• **Listed entries**:
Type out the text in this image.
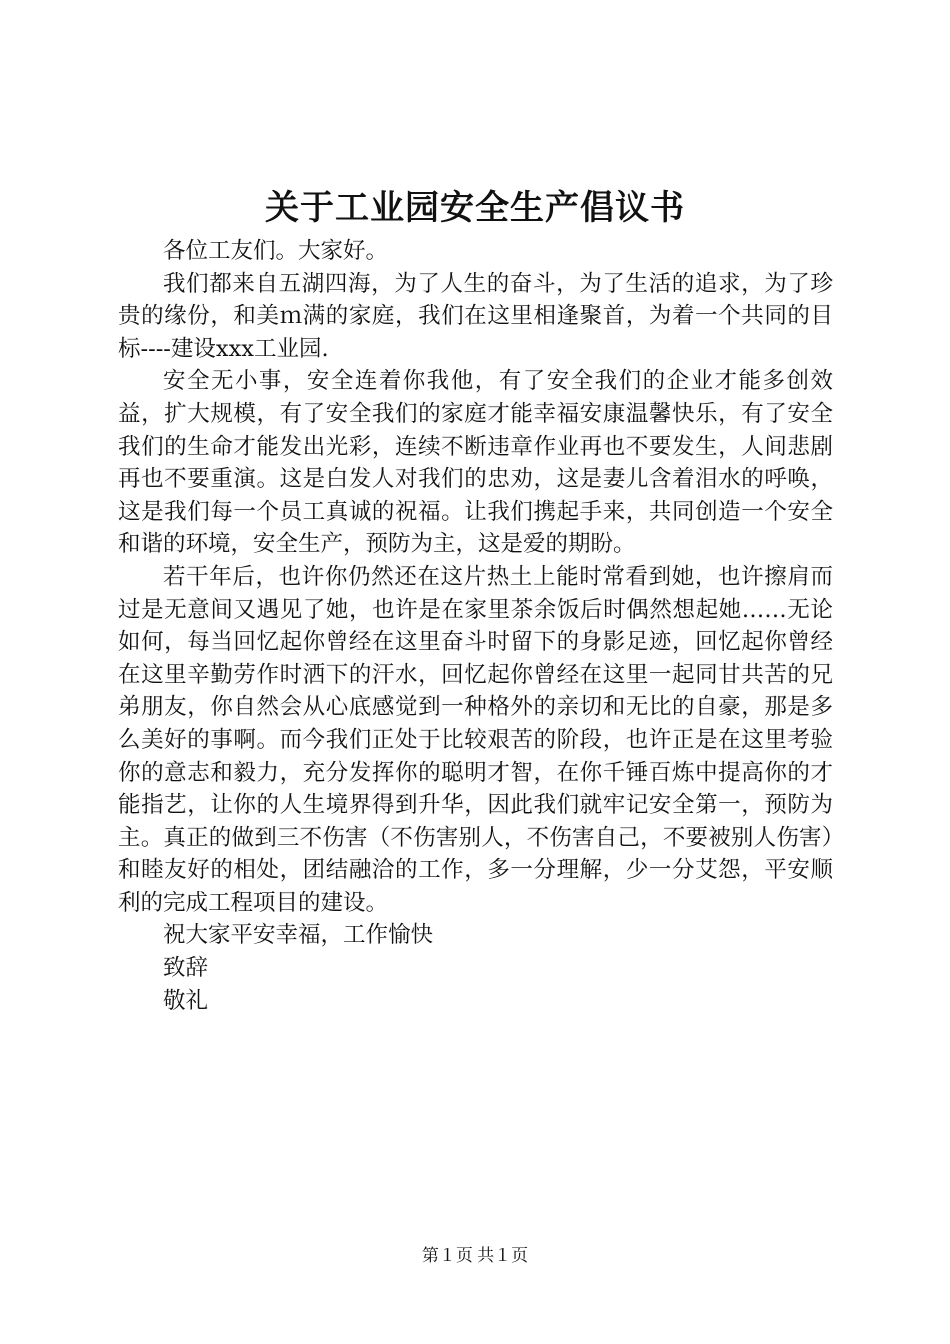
关于工业园安全生产倡议书

各位工友们。大家好。

我们都来自五湖四海，为了人生的奋斗，为了生活的追求，为了珍贵的缘份，和美ｍ满的家庭，我们在这里相逢聚首，为着一个共同的目标----建设xxx工业园.

安全无小事，安全连着你我他，有了安全我们的企业才能多创效益，扩大规模，有了安全我们的家庭才能幸福安康温馨快乐，有了安全我们的生命才能发出光彩，连续不断违章作业再也不要发生，人间悲剧再也不要重演。这是白发人对我们的忠劝，这是妻儿含着泪水的呼唤，这是我们每一个员工真诚的祝福。让我们携起手来，共同创造一个安全和谐的环境，安全生产，预防为主，这是爱的期盼。

若干年后，也许你仍然还在这片热土上能时常看到她，也许擦肩而过是无意间又遇见了她，也许是在家里茶余饭后时偶然想起她……无论如何，每当回忆起你曾经在这里奋斗时留下的身影足迹，回忆起你曾经在这里辛勤劳作时洒下的汗水，回忆起你曾经在这里一起同甘共苦的兄弟朋友，你自然会从心底感觉到一种格外的亲切和无比的自豪，那是多么美好的事啊。而今我们正处于比较艰苦的阶段，也许正是在这里考验你的意志和毅力，充分发挥你的聪明才智，在你千锤百炼中提高你的才能指艺，让你的人生境界得到升华，因此我们就牢记安全第一，预防为主。真正的做到三不伤害（不伤害别人，不伤害自己，不要被别人伤害）和睦友好的相处，团结融洽的工作，多一分理解，少一分艾怨，平安顺利的完成工程项目的建设。

祝大家平安幸福，工作愉快

致辞

敬礼

第１页 共１页
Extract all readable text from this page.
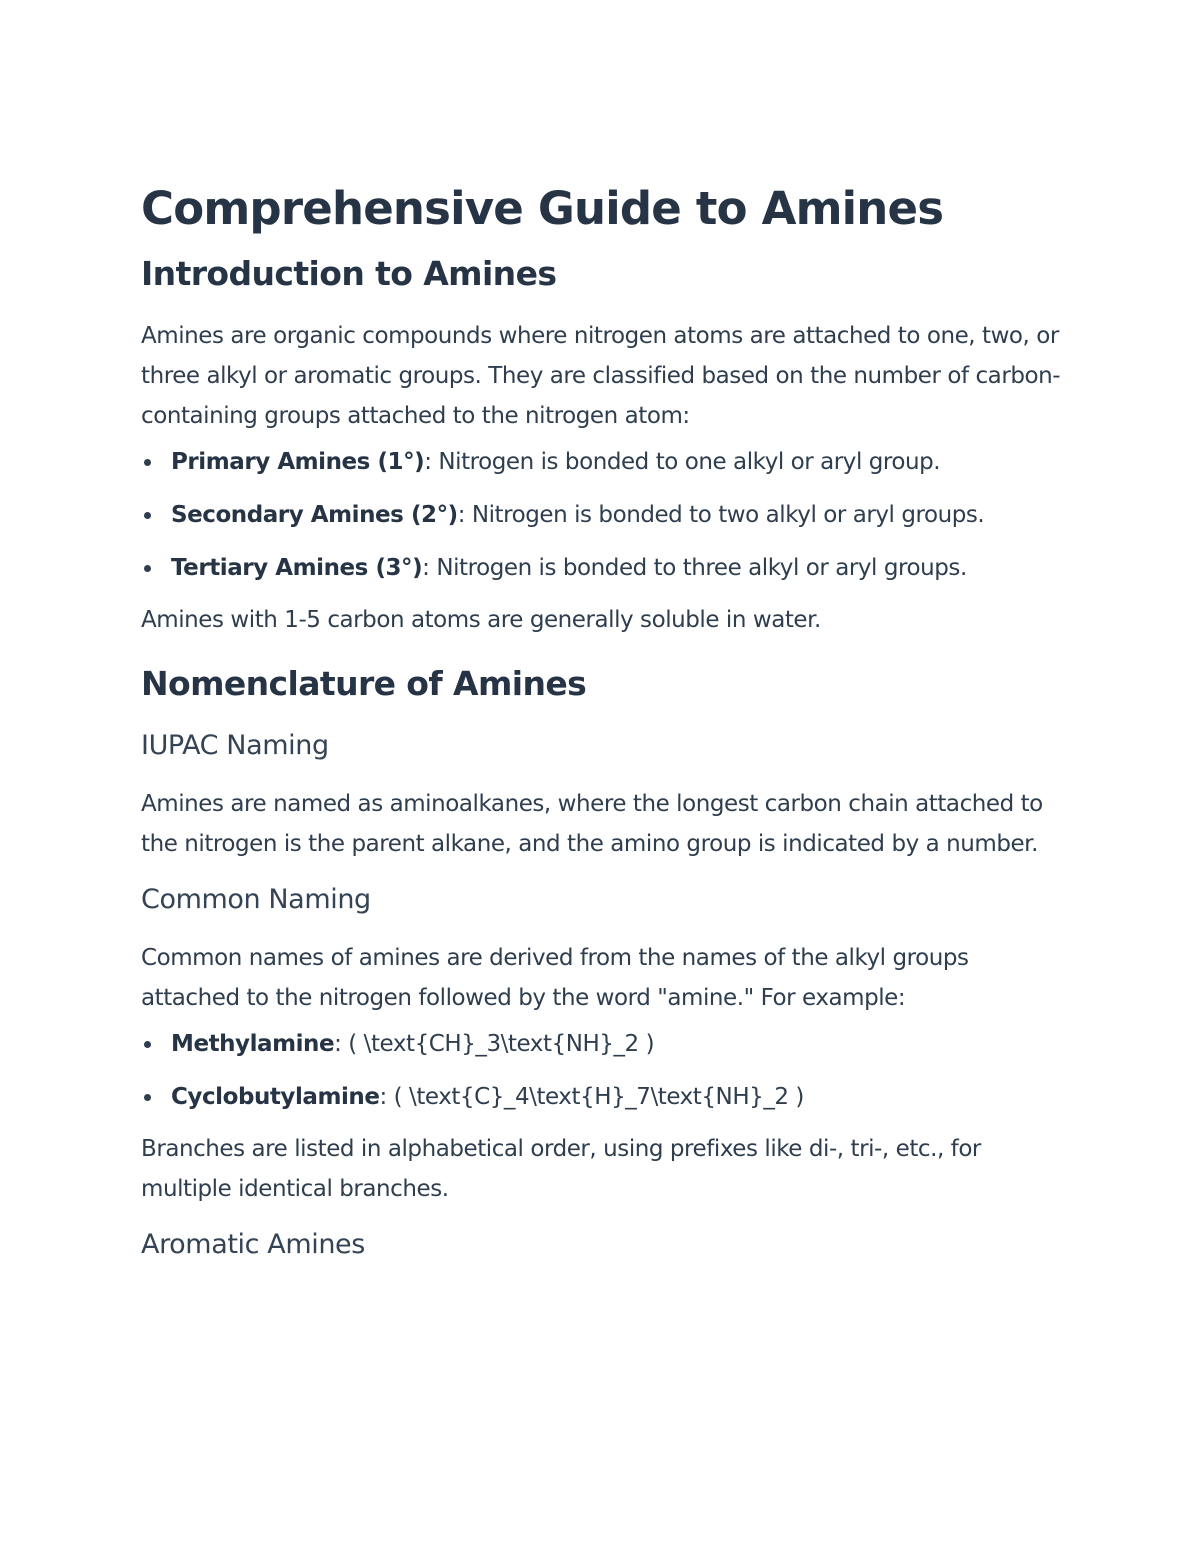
Comprehensive Guide to Amines
Introduction to Amines

Amines are organic compounds where nitrogen atoms are attached to one, two, or three alkyl or aromatic groups. They are classified based on the number of carbon-containing groups attached to the nitrogen atom:

Primary Amines (1°): Nitrogen is bonded to one alkyl or aryl group.
Secondary Amines (2°): Nitrogen is bonded to two alkyl or aryl groups.
Tertiary Amines (3°): Nitrogen is bonded to three alkyl or aryl groups.

Amines with 1-5 carbon atoms are generally soluble in water.

Nomenclature of Amines
IUPAC Naming

Amines are named as aminoalkanes, where the longest carbon chain attached to the nitrogen is the parent alkane, and the amino group is indicated by a number.

Common Naming

Common names of amines are derived from the names of the alkyl groups attached to the nitrogen followed by the word "amine." For example:

Methylamine: ( \text{CH}_3\text{NH}_2 )
Cyclobutylamine: ( \text{C}_4\text{H}_7\text{NH}_2 )

Branches are listed in alphabetical order, using prefixes like di-, tri-, etc., for multiple identical branches.

Aromatic Amines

• **Task objective**: Retype all entries exactly as they appear, dropping the images.

• **Solution to this exercise**:
Type out the text in this image.
关于工业园安全生产倡议书

各位工友们。大家好。

我们都来自五湖四海，为了人生的奋斗，为了生活的追求，为了珍贵的缘份，和美ｍ满的家庭，我们在这里相逢聚首，为着一个共同的目标----建设xxx工业园.

安全无小事，安全连着你我他，有了安全我们的企业才能多创效益，扩大规模，有了安全我们的家庭才能幸福安康温馨快乐，有了安全我们的生命才能发出光彩，连续不断违章作业再也不要发生，人间悲剧再也不要重演。这是白发人对我们的忠劝，这是妻儿含着泪水的呼唤，这是我们每一个员工真诚的祝福。让我们携起手来，共同创造一个安全和谐的环境，安全生产，预防为主，这是爱的期盼。

若干年后，也许你仍然还在这片热土上能时常看到她，也许擦肩而过是无意间又遇见了她，也许是在家里茶余饭后时偶然想起她……无论如何，每当回忆起你曾经在这里奋斗时留下的身影足迹，回忆起你曾经在这里辛勤劳作时洒下的汗水，回忆起你曾经在这里一起同甘共苦的兄弟朋友，你自然会从心底感觉到一种格外的亲切和无比的自豪，那是多么美好的事啊。而今我们正处于比较艰苦的阶段，也许正是在这里考验你的意志和毅力，充分发挥你的聪明才智，在你千锤百炼中提高你的才能指艺，让你的人生境界得到升华，因此我们就牢记安全第一，预防为主。真正的做到三不伤害（不伤害别人，不伤害自己，不要被别人伤害）和睦友好的相处，团结融洽的工作，多一分理解，少一分艾怨，平安顺利的完成工程项目的建设。

祝大家平安幸福，工作愉快

致辞

敬礼

第１页 共１页
Extract all readable text from this page.
Comprehensive Guide to Amines
Introduction to Amines

Amines are organic compounds where nitrogen atoms are attached to one, two, or three alkyl or aromatic groups. They are classified based on the number of carbon-containing groups attached to the nitrogen atom:

Primary Amines (1°): Nitrogen is bonded to one alkyl or aryl group.
Secondary Amines (2°): Nitrogen is bonded to two alkyl or aryl groups.
Tertiary Amines (3°): Nitrogen is bonded to three alkyl or aryl groups.

Amines with 1-5 carbon atoms are generally soluble in water.

Nomenclature of Amines
IUPAC Naming

Amines are named as aminoalkanes, where the longest carbon chain attached to the nitrogen is the parent alkane, and the amino group is indicated by a number.

Common Naming

Common names of amines are derived from the names of the alkyl groups attached to the nitrogen followed by the word "amine." For example:

Methylamine: ( \text{CH}_3\text{NH}_2 )
Cyclobutylamine: ( \text{C}_4\text{H}_7\text{NH}_2 )

Branches are listed in alphabetical order, using prefixes like di-, tri-, etc., for multiple identical branches.

Aromatic Amines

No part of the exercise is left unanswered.